(EXERCISE MATERIALS)
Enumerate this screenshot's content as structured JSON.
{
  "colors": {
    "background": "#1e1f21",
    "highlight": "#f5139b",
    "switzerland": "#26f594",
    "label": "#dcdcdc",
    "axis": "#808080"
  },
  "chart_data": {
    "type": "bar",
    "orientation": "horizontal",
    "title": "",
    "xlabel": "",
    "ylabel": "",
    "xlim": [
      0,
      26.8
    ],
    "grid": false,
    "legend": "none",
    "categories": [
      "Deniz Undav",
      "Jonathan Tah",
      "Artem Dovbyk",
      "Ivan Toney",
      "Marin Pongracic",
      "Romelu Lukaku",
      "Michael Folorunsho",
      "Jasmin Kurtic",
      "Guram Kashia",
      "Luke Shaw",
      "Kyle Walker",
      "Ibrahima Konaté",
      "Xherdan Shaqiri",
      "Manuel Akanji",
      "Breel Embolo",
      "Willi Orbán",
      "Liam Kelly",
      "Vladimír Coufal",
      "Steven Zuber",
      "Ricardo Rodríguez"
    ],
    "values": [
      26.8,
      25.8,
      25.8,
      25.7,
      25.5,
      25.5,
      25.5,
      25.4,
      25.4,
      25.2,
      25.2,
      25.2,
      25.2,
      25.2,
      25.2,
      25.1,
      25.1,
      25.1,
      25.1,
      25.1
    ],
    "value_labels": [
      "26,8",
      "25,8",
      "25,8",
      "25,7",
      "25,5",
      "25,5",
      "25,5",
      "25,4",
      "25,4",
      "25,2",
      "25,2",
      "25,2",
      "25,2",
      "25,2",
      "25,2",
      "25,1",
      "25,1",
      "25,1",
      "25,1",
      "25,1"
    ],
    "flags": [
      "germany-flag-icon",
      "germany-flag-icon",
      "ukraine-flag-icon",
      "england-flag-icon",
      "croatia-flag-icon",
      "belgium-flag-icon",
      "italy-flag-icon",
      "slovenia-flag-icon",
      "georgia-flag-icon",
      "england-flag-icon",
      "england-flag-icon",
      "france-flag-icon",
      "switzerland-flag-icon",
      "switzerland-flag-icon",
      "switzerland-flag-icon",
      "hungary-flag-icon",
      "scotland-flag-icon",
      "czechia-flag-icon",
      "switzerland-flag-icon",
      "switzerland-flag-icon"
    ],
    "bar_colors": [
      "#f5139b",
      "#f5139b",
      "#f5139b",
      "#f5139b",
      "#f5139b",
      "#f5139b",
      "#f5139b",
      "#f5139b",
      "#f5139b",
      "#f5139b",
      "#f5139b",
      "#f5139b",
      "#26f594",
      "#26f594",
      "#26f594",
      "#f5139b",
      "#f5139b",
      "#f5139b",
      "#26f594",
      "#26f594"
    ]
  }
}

(EXERCISE DIRECTIONS)
Please repeat the listing above in full and exactly.

(EXERCISE SOLUTION)
Enumerate this screenshot's content as structured JSON.
{
  "colors": {
    "background": "#1e1f21",
    "highlight": "#f5139b",
    "switzerland": "#26f594",
    "label": "#dcdcdc",
    "axis": "#808080"
  },
  "chart_data": {
    "type": "bar",
    "orientation": "horizontal",
    "title": "",
    "xlabel": "",
    "ylabel": "",
    "xlim": [
      0,
      26.8
    ],
    "grid": false,
    "legend": "none",
    "categories": [
      "Deniz Undav",
      "Jonathan Tah",
      "Artem Dovbyk",
      "Ivan Toney",
      "Marin Pongracic",
      "Romelu Lukaku",
      "Michael Folorunsho",
      "Jasmin Kurtic",
      "Guram Kashia",
      "Luke Shaw",
      "Kyle Walker",
      "Ibrahima Konaté",
      "Xherdan Shaqiri",
      "Manuel Akanji",
      "Breel Embolo",
      "Willi Orbán",
      "Liam Kelly",
      "Vladimír Coufal",
      "Steven Zuber",
      "Ricardo Rodríguez"
    ],
    "values": [
      26.8,
      25.8,
      25.8,
      25.7,
      25.5,
      25.5,
      25.5,
      25.4,
      25.4,
      25.2,
      25.2,
      25.2,
      25.2,
      25.2,
      25.2,
      25.1,
      25.1,
      25.1,
      25.1,
      25.1
    ],
    "value_labels": [
      "26,8",
      "25,8",
      "25,8",
      "25,7",
      "25,5",
      "25,5",
      "25,5",
      "25,4",
      "25,4",
      "25,2",
      "25,2",
      "25,2",
      "25,2",
      "25,2",
      "25,2",
      "25,1",
      "25,1",
      "25,1",
      "25,1",
      "25,1"
    ],
    "flags": [
      "germany-flag-icon",
      "germany-flag-icon",
      "ukraine-flag-icon",
      "england-flag-icon",
      "croatia-flag-icon",
      "belgium-flag-icon",
      "italy-flag-icon",
      "slovenia-flag-icon",
      "georgia-flag-icon",
      "england-flag-icon",
      "england-flag-icon",
      "france-flag-icon",
      "switzerland-flag-icon",
      "switzerland-flag-icon",
      "switzerland-flag-icon",
      "hungary-flag-icon",
      "scotland-flag-icon",
      "czechia-flag-icon",
      "switzerland-flag-icon",
      "switzerland-flag-icon"
    ],
    "bar_colors": [
      "#f5139b",
      "#f5139b",
      "#f5139b",
      "#f5139b",
      "#f5139b",
      "#f5139b",
      "#f5139b",
      "#f5139b",
      "#f5139b",
      "#f5139b",
      "#f5139b",
      "#f5139b",
      "#26f594",
      "#26f594",
      "#26f594",
      "#f5139b",
      "#f5139b",
      "#f5139b",
      "#26f594",
      "#26f594"
    ]
  }
}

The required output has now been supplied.